• [Questions on the material]:
**a)** In the article on Sam Altman, swap "bunker" for "shelter" and write out the passage starting with "As he continues" and going on through "should be eradicated....".
**b)** According to the article on Sam Altman, which publication did Altman speak to when he said he is not anti-capitalist?

• [Text block]:

BEGIN

ChatGPT creator believes AI will lead humanity to a better world... or the worst

As he continues to develop Artificial Intelligence systems to "break capitalism," Altman acknowledges that he has a bunker prepared for apocalyptic scenarios... including his creations' attack on humanity.

Sam Altman, CEO of OpenAI, the company that created ChatGPT, is confident that artificial intelligence will eventually "break capitalism" and find a better and fairer socioeconomic system. However, he warns of the risks that its continued development may cause for humanity and acknowledges that he has prepared a fully equipped bunker to survive any kind of apocalyptic misfortune. Part of this preperation includes, of course, one of their AI systems deciding that the human race is the problem and that it should be eradicated....

Speaking to Forbes, Altman stressed that he is not anti-capitalist. "I think capitalism is awesome. I love capitalism. Of all of the bad systems the world has, this is the best, or least bad, we've found so far," I hope we find a way better one. And I think that if AI really truly fully happens, I can imagine all these different ways that it will break capitalism."

END

• [Records]:

BEGIN

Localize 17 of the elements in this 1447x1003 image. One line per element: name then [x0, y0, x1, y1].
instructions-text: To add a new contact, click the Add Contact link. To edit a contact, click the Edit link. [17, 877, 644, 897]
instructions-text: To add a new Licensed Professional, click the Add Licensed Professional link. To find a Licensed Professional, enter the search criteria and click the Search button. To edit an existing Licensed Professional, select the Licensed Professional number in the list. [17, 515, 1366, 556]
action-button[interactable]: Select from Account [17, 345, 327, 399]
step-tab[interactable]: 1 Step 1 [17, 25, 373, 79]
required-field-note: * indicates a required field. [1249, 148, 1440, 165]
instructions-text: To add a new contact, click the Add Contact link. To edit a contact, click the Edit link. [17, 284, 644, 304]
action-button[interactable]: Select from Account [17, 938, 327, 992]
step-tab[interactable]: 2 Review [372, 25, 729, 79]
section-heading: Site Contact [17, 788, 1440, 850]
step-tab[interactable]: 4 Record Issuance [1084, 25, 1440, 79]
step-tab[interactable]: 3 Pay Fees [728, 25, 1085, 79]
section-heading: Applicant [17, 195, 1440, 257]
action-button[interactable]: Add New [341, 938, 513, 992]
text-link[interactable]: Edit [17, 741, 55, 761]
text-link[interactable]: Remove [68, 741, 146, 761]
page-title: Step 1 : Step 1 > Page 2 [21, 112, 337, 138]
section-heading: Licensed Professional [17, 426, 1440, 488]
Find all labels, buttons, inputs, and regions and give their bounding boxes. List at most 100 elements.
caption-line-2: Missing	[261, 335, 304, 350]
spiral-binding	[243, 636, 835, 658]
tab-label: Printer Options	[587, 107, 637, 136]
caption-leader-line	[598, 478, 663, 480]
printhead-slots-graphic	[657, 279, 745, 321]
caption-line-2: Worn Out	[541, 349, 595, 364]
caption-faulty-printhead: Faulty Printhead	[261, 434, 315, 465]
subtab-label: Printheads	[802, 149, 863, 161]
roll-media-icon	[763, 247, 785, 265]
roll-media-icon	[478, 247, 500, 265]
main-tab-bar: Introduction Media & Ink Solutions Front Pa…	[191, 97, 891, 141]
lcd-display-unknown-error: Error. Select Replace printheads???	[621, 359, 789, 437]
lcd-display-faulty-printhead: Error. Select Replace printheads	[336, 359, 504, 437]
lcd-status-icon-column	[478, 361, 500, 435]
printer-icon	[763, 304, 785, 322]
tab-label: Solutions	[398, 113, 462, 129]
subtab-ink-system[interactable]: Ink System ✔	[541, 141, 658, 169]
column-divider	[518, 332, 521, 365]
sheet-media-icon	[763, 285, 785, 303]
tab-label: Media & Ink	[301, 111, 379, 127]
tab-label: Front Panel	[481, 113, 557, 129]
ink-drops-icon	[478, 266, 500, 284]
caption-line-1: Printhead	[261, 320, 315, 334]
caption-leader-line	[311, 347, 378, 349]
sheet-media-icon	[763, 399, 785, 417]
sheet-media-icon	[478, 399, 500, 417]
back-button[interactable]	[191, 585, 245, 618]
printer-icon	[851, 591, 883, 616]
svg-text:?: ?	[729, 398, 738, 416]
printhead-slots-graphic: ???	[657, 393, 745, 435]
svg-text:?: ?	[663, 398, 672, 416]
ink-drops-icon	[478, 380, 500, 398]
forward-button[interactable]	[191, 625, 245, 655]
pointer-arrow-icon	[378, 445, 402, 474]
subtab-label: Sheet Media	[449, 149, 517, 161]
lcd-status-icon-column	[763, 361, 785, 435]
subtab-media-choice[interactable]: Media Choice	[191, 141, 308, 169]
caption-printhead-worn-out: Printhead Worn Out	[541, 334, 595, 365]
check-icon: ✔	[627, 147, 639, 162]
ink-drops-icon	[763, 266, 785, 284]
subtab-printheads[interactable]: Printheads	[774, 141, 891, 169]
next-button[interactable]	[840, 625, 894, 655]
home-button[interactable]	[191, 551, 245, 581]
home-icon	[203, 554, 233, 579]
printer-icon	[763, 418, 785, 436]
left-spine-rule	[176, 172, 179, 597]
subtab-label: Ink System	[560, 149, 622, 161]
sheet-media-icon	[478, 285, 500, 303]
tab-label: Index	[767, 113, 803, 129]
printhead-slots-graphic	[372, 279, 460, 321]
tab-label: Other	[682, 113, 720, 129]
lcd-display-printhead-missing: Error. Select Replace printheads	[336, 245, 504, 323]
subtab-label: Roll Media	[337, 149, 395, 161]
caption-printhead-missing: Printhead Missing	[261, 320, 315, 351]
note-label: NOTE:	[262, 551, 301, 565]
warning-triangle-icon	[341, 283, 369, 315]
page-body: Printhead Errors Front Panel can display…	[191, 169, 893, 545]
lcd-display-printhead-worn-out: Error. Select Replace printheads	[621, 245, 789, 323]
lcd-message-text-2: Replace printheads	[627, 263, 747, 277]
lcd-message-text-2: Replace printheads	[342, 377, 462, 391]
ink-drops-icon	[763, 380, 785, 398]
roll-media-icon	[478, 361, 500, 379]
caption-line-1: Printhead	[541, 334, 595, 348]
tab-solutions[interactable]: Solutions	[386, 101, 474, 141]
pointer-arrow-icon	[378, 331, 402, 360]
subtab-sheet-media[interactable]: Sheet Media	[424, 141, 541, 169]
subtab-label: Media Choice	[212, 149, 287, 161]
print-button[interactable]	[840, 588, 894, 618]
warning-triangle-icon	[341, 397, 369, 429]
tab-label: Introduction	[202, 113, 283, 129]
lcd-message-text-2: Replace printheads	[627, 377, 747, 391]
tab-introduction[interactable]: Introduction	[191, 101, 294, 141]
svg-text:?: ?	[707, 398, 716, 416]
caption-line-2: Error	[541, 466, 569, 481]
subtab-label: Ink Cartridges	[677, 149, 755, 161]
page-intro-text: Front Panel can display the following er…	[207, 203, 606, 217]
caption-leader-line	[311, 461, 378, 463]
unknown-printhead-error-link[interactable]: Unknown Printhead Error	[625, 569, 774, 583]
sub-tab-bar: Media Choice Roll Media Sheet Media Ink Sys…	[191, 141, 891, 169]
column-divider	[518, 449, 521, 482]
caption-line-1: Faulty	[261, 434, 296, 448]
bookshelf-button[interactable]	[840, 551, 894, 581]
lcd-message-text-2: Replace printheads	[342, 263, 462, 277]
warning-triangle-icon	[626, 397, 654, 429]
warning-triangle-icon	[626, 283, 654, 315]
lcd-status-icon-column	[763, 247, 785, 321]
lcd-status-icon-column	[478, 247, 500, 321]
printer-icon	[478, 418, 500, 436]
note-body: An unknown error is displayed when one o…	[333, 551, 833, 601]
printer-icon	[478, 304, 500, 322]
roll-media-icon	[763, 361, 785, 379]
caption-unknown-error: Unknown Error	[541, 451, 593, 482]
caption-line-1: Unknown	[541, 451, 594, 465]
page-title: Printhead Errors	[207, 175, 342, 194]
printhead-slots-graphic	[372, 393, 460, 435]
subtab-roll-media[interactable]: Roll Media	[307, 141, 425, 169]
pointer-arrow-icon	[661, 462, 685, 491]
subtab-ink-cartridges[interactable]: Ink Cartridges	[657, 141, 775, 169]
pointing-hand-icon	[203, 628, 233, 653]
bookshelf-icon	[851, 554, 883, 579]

END

• [Answers for the exercise]:
**a)**
As he continues to develop Artificial Intelligence systems to "break capitalism," Altman acknowledges that he has a shelter prepared for apocalyptic scenarios... including his creations' attack on humanity.

Sam Altman, CEO of OpenAI, the company that created ChatGPT, is confident that artificial intelligence will eventually "break capitalism" and find a better and fairer socioeconomic system. However, he warns of the risks that its continued development may cause for humanity and acknowledges that he has prepared a fully equipped shelter to survive any kind of apocalyptic misfortune. Part of this preperation includes, of course, one of their AI systems deciding that the human race is the problem and that it should be eradicated....

**b)** Forbes.